- Written exercise:
Each line containing the word "hours" must be collected.

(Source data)
^^^^^^^^^^^^^^^^
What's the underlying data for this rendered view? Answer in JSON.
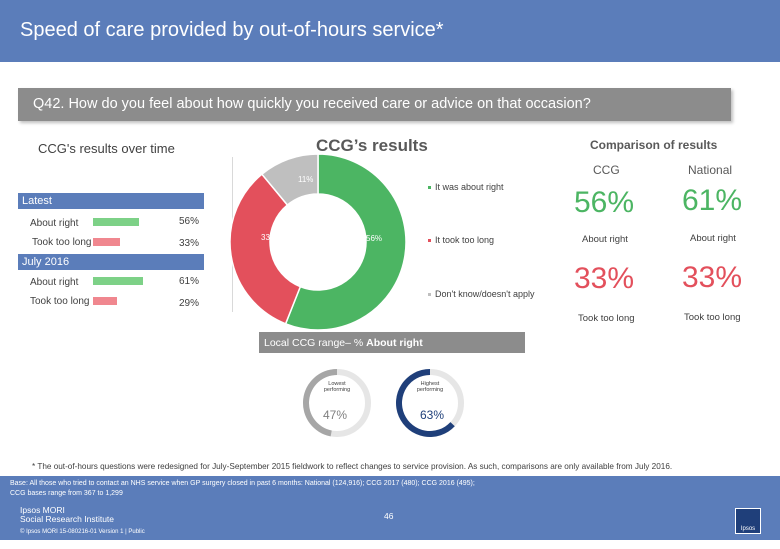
{
  "header": {
    "title": "Speed of care provided by out-of-hours service*"
  },
  "question": {
    "text": "Q42. How do you feel about how quickly you received care or advice on that occasion?"
  },
  "left_panel": {
    "title": "CCG's results over time",
    "groups": [
      {
        "name": "Latest",
        "rows": [
          {
            "label": "About right",
            "value": "56%",
            "pct": 56,
            "color": "green"
          },
          {
            "label": "Took too long",
            "value": "33%",
            "pct": 33,
            "color": "red"
          }
        ]
      },
      {
        "name": "July 2016",
        "rows": [
          {
            "label": "About right",
            "value": "61%",
            "pct": 61,
            "color": "green"
          },
          {
            "label": "Took too long",
            "value": "29%",
            "pct": 29,
            "color": "red"
          }
        ]
      }
    ]
  },
  "donut": {
    "title": "CCG’s results",
    "slices": [
      {
        "label": "It was about right",
        "value": 56,
        "display": "56%",
        "color": "#4cb563"
      },
      {
        "label": "It took too long",
        "value": 33,
        "display": "33%",
        "color": "#e3505c"
      },
      {
        "label": "Don't know/doesn't apply",
        "value": 11,
        "display": "11%",
        "color": "#bfbfbf"
      }
    ]
  },
  "comparison": {
    "title": "Comparison of results",
    "col_ccg": "CCG",
    "col_national": "National",
    "about_right": {
      "ccg": "56%",
      "national": "61%",
      "label": "About right"
    },
    "too_long": {
      "ccg": "33%",
      "national": "33%",
      "label": "Took too long"
    }
  },
  "range": {
    "title_prefix": "Local CCG range– % ",
    "title_bold": "About right",
    "lowest": {
      "label": "Lowest performing",
      "value": "47%",
      "pct": 47,
      "color": "#a6a6a6"
    },
    "highest": {
      "label": "Highest performing",
      "value": "63%",
      "pct": 63,
      "color": "#1f3f7a"
    }
  },
  "footnote": "* The out-of-hours questions were redesigned for July-September 2015 fieldwork to reflect changes to service provision. As such, comparisons are only available from July 2016.",
  "footer": {
    "base_line1": "Base: All those who tried to contact an NHS service when GP surgery closed in past 6 months: National (124,916); CCG 2017 (480); CCG 2016 (495);",
    "base_line2": "CCG bases range from 367 to 1,299",
    "logo_line1": "Ipsos MORI",
    "logo_line2": "Social Research Institute",
    "page": "46",
    "copyright": "© Ipsos MORI     15-080216-01 Version 1 | Public",
    "badge": "Ipsos"
  },
  "colors": {
    "brand_blue": "#5b7dba",
    "green": "#4cb563",
    "red": "#e3505c",
    "grey": "#bfbfbf",
    "navy": "#1f3f7a"
  }
}
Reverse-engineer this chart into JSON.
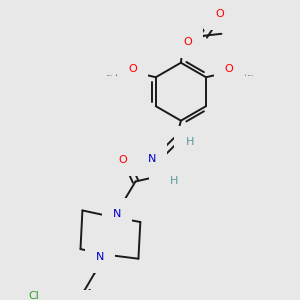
{
  "bg_color": "#e8e8e8",
  "bond_color": "#1a1a1a",
  "bond_width": 1.4,
  "figsize": [
    3.0,
    3.0
  ],
  "dpi": 100,
  "colors": {
    "O": "#ff0000",
    "N": "#0000cc",
    "Cl": "#2ca02c",
    "H": "#5a9a9a",
    "C": "#1a1a1a"
  }
}
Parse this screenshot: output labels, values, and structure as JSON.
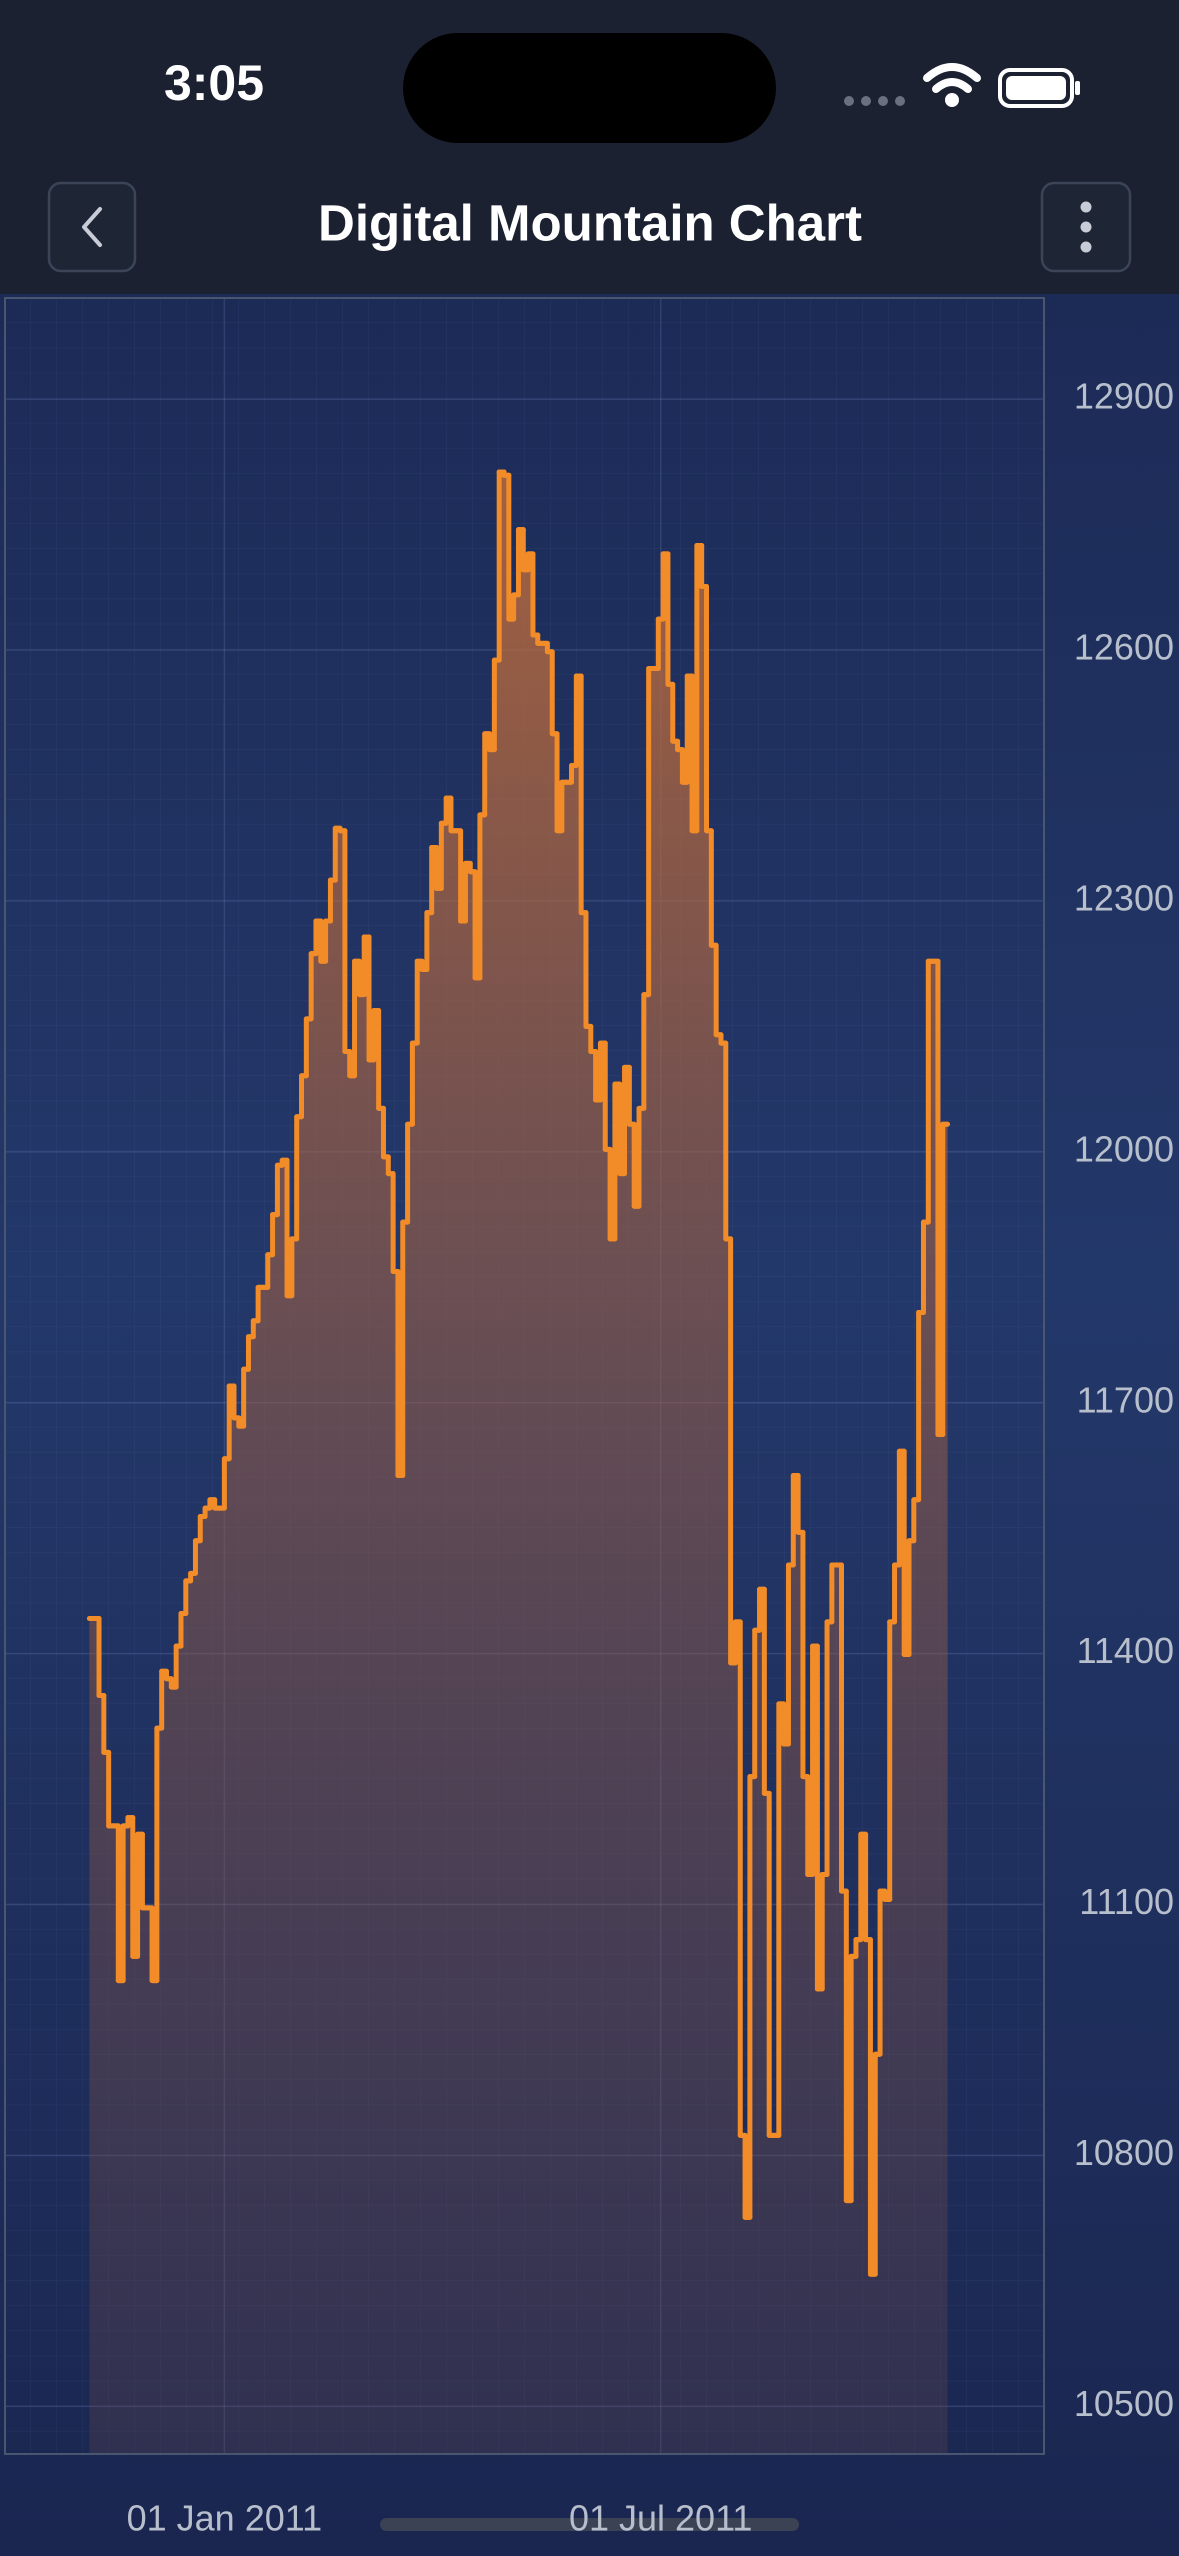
{
  "status_bar": {
    "time": "3:05"
  },
  "header": {
    "title": "Digital Mountain Chart"
  },
  "chart_data": {
    "type": "digital_mountain",
    "series": [
      {
        "color": "#f28c28",
        "x": [
          "2010-11-06",
          "2010-11-08",
          "2010-11-10",
          "2010-11-12",
          "2010-11-14",
          "2010-11-16",
          "2010-11-18",
          "2010-11-20",
          "2010-11-22",
          "2010-11-24",
          "2010-11-26",
          "2010-11-28",
          "2010-11-30",
          "2010-12-02",
          "2010-12-04",
          "2010-12-06",
          "2010-12-08",
          "2010-12-10",
          "2010-12-12",
          "2010-12-14",
          "2010-12-16",
          "2010-12-18",
          "2010-12-20",
          "2010-12-22",
          "2010-12-24",
          "2010-12-26",
          "2010-12-28",
          "2010-12-30",
          "2011-01-01",
          "2011-01-03",
          "2011-01-05",
          "2011-01-07",
          "2011-01-09",
          "2011-01-11",
          "2011-01-13",
          "2011-01-15",
          "2011-01-17",
          "2011-01-19",
          "2011-01-21",
          "2011-01-23",
          "2011-01-25",
          "2011-01-27",
          "2011-01-29",
          "2011-01-31",
          "2011-02-02",
          "2011-02-04",
          "2011-02-06",
          "2011-02-08",
          "2011-02-10",
          "2011-02-12",
          "2011-02-14",
          "2011-02-16",
          "2011-02-18",
          "2011-02-20",
          "2011-02-22",
          "2011-02-24",
          "2011-02-26",
          "2011-02-28",
          "2011-03-02",
          "2011-03-04",
          "2011-03-06",
          "2011-03-08",
          "2011-03-10",
          "2011-03-12",
          "2011-03-14",
          "2011-03-16",
          "2011-03-18",
          "2011-03-20",
          "2011-03-22",
          "2011-03-24",
          "2011-03-26",
          "2011-03-28",
          "2011-03-30",
          "2011-04-01",
          "2011-04-03",
          "2011-04-05",
          "2011-04-07",
          "2011-04-09",
          "2011-04-11",
          "2011-04-13",
          "2011-04-15",
          "2011-04-17",
          "2011-04-19",
          "2011-04-21",
          "2011-04-23",
          "2011-04-25",
          "2011-04-27",
          "2011-04-29",
          "2011-05-01",
          "2011-05-03",
          "2011-05-05",
          "2011-05-07",
          "2011-05-09",
          "2011-05-11",
          "2011-05-13",
          "2011-05-15",
          "2011-05-17",
          "2011-05-19",
          "2011-05-21",
          "2011-05-23",
          "2011-05-25",
          "2011-05-27",
          "2011-05-29",
          "2011-05-31",
          "2011-06-02",
          "2011-06-04",
          "2011-06-06",
          "2011-06-08",
          "2011-06-10",
          "2011-06-12",
          "2011-06-14",
          "2011-06-16",
          "2011-06-18",
          "2011-06-20",
          "2011-06-22",
          "2011-06-24",
          "2011-06-26",
          "2011-06-28",
          "2011-06-30",
          "2011-07-02",
          "2011-07-04",
          "2011-07-06",
          "2011-07-08",
          "2011-07-10",
          "2011-07-12",
          "2011-07-14",
          "2011-07-16",
          "2011-07-18",
          "2011-07-20",
          "2011-07-22",
          "2011-07-24",
          "2011-07-26",
          "2011-07-28",
          "2011-07-30",
          "2011-08-01",
          "2011-08-03",
          "2011-08-05",
          "2011-08-07",
          "2011-08-09",
          "2011-08-11",
          "2011-08-13",
          "2011-08-15",
          "2011-08-17",
          "2011-08-19",
          "2011-08-21",
          "2011-08-23",
          "2011-08-25",
          "2011-08-27",
          "2011-08-29",
          "2011-08-31",
          "2011-09-02",
          "2011-09-04",
          "2011-09-06",
          "2011-09-08",
          "2011-09-10",
          "2011-09-12",
          "2011-09-14",
          "2011-09-16",
          "2011-09-18",
          "2011-09-20",
          "2011-09-22",
          "2011-09-24",
          "2011-09-26",
          "2011-09-28",
          "2011-09-30",
          "2011-10-02",
          "2011-10-04",
          "2011-10-06",
          "2011-10-08",
          "2011-10-10",
          "2011-10-12",
          "2011-10-14",
          "2011-10-16",
          "2011-10-18",
          "2011-10-20",
          "2011-10-22",
          "2011-10-24",
          "2011-10-26"
        ],
        "values": [
          11442,
          11442,
          11350,
          11282,
          11194,
          11194,
          11009,
          11194,
          11204,
          11038,
          11184,
          11096,
          11096,
          11009,
          11311,
          11379,
          11370,
          11360,
          11409,
          11448,
          11487,
          11496,
          11535,
          11564,
          11574,
          11584,
          11574,
          11574,
          11633,
          11720,
          11682,
          11672,
          11740,
          11779,
          11798,
          11838,
          11838,
          11877,
          11925,
          11984,
          11990,
          11828,
          11896,
          12042,
          12091,
          12159,
          12237,
          12276,
          12228,
          12276,
          12325,
          12387,
          12384,
          12120,
          12091,
          12228,
          12188,
          12257,
          12110,
          12169,
          12052,
          11994,
          11974,
          11857,
          11613,
          11916,
          12033,
          12130,
          12228,
          12218,
          12286,
          12364,
          12315,
          12393,
          12423,
          12384,
          12384,
          12276,
          12345,
          12335,
          12208,
          12403,
          12500,
          12481,
          12588,
          12813,
          12809,
          12637,
          12666,
          12744,
          12696,
          12715,
          12618,
          12608,
          12608,
          12598,
          12500,
          12384,
          12442,
          12442,
          12462,
          12569,
          12286,
          12150,
          12120,
          12062,
          12130,
          12003,
          11896,
          12081,
          11974,
          12101,
          12033,
          11935,
          12052,
          12188,
          12578,
          12578,
          12637,
          12715,
          12559,
          12491,
          12481,
          12442,
          12569,
          12384,
          12725,
          12676,
          12384,
          12247,
          12140,
          12130,
          11896,
          11389,
          11438,
          10824,
          10726,
          11253,
          11428,
          11477,
          11233,
          10824,
          10824,
          11340,
          11292,
          11506,
          11613,
          11545,
          11253,
          11136,
          11409,
          10999,
          11136,
          11438,
          11506,
          11506,
          11116,
          10746,
          11038,
          11058,
          11184,
          11058,
          10658,
          10921,
          11116,
          11106,
          11438,
          11506,
          11642,
          11399,
          11535,
          11584,
          11808,
          11916,
          12228,
          12228,
          11662,
          12033
        ]
      }
    ],
    "xlim": [
      "2010-10-02",
      "2011-12-07"
    ],
    "xticks": [
      {
        "value": "2011-01-01",
        "label": "01 Jan 2011"
      },
      {
        "value": "2011-07-01",
        "label": "01 Jul 2011"
      }
    ],
    "ylim": [
      10443,
      13021
    ],
    "yticks": [
      10500,
      10800,
      11100,
      11400,
      11700,
      12000,
      12300,
      12600,
      12900
    ],
    "grid": true
  }
}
^^^^^^^^^^^^^^^^
- The output:
    "title": "Speed of care provided by out-of-hours service*"
  "footnote": "* The out-of-hours questions were redesigned for July-September 2015 fieldwork to reflect changes to service provision. As such, comparisons are only available from July 2016.",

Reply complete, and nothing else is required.